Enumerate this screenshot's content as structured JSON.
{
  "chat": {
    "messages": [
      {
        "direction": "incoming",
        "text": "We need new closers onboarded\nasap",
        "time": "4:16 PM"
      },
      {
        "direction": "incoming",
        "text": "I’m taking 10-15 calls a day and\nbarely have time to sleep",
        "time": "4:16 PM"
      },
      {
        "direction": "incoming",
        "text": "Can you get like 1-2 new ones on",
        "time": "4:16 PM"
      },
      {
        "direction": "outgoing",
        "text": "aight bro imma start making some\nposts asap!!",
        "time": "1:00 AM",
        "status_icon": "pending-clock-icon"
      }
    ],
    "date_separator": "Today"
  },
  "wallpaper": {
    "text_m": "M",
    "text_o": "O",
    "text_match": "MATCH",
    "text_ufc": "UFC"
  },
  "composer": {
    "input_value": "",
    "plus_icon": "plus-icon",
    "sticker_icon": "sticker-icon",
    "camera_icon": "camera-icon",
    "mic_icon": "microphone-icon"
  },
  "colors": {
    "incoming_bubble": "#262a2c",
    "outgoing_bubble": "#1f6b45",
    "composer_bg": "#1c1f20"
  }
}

────────

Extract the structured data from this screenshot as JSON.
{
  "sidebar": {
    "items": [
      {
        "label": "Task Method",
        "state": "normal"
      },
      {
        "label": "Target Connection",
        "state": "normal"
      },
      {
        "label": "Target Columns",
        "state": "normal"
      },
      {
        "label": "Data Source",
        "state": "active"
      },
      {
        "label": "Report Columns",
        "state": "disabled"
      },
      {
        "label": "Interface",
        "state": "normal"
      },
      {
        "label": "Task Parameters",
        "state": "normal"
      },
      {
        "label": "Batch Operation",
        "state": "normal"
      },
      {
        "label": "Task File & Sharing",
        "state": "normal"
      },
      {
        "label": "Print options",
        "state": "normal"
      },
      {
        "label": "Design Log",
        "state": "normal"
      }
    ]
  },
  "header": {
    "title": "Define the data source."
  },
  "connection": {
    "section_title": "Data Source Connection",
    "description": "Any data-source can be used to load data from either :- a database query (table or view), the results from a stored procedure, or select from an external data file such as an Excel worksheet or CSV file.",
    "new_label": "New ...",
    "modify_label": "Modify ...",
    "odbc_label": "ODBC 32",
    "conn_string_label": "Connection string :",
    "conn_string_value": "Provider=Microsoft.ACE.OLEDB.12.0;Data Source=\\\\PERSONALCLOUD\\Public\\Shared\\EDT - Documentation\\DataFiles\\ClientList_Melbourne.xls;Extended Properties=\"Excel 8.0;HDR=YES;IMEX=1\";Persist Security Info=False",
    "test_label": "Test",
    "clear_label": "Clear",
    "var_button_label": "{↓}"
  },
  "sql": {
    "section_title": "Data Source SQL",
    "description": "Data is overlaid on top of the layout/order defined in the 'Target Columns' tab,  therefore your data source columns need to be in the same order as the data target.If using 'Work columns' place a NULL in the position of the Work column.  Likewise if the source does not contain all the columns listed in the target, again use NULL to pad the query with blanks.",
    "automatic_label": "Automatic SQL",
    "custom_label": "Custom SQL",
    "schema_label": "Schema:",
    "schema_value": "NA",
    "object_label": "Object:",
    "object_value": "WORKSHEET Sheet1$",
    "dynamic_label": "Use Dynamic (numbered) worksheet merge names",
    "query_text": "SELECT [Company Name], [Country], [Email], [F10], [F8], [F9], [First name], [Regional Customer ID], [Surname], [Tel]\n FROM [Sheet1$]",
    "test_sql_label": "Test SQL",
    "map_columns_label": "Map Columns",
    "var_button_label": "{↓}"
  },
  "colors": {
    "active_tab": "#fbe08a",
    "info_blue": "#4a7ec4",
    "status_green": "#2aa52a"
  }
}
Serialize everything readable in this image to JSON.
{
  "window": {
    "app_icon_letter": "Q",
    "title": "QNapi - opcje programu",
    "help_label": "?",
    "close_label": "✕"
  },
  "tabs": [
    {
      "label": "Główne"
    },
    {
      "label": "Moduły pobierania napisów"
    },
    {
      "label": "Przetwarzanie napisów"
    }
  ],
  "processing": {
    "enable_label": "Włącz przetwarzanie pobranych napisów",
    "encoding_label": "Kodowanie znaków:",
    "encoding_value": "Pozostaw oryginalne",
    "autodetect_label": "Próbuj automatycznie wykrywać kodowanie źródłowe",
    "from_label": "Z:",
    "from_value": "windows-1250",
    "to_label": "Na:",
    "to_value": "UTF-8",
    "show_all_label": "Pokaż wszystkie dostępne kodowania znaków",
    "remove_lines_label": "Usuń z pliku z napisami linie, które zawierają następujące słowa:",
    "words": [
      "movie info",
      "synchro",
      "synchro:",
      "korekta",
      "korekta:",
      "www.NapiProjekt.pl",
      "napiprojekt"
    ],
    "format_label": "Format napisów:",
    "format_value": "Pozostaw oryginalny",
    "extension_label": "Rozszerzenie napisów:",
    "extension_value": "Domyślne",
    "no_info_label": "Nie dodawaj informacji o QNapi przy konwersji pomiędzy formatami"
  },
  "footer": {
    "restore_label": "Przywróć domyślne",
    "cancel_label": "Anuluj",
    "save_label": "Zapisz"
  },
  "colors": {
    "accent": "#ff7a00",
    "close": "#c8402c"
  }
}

────────

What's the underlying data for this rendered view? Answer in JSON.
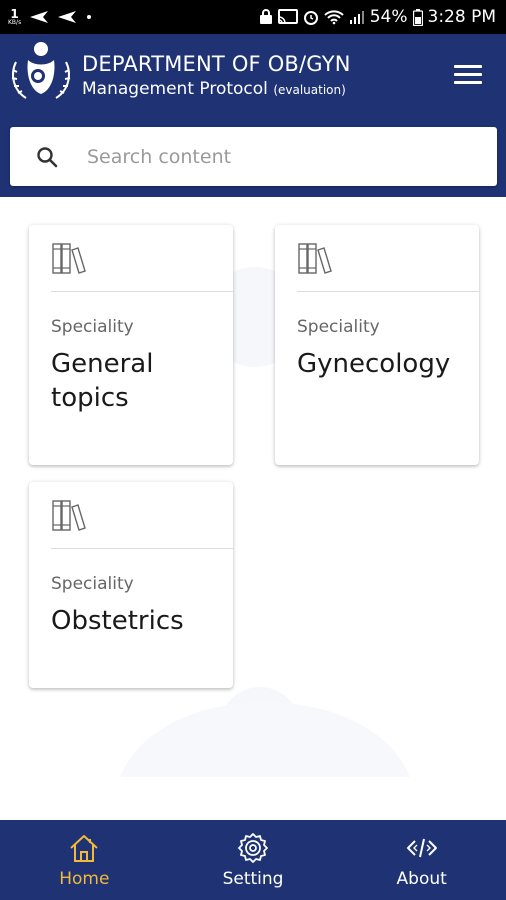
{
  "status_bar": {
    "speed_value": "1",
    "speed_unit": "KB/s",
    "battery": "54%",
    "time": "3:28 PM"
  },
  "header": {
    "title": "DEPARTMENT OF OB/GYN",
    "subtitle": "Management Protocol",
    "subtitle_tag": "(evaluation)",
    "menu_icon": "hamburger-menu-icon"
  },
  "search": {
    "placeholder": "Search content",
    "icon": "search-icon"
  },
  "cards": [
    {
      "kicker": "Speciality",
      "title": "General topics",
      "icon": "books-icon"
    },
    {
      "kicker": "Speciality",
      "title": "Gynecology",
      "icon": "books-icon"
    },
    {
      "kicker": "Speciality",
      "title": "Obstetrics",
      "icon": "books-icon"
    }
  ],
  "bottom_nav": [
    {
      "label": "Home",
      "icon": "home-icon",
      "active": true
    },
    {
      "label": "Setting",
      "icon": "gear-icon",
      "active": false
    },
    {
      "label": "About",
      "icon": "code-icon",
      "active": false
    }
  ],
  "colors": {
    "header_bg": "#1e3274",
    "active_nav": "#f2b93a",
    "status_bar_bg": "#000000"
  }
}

────────

> What is needed
Extract all lines containing the word "Test".

> Complete answer
    "test_label": "Test",
    "test_sql_label": "Test SQL",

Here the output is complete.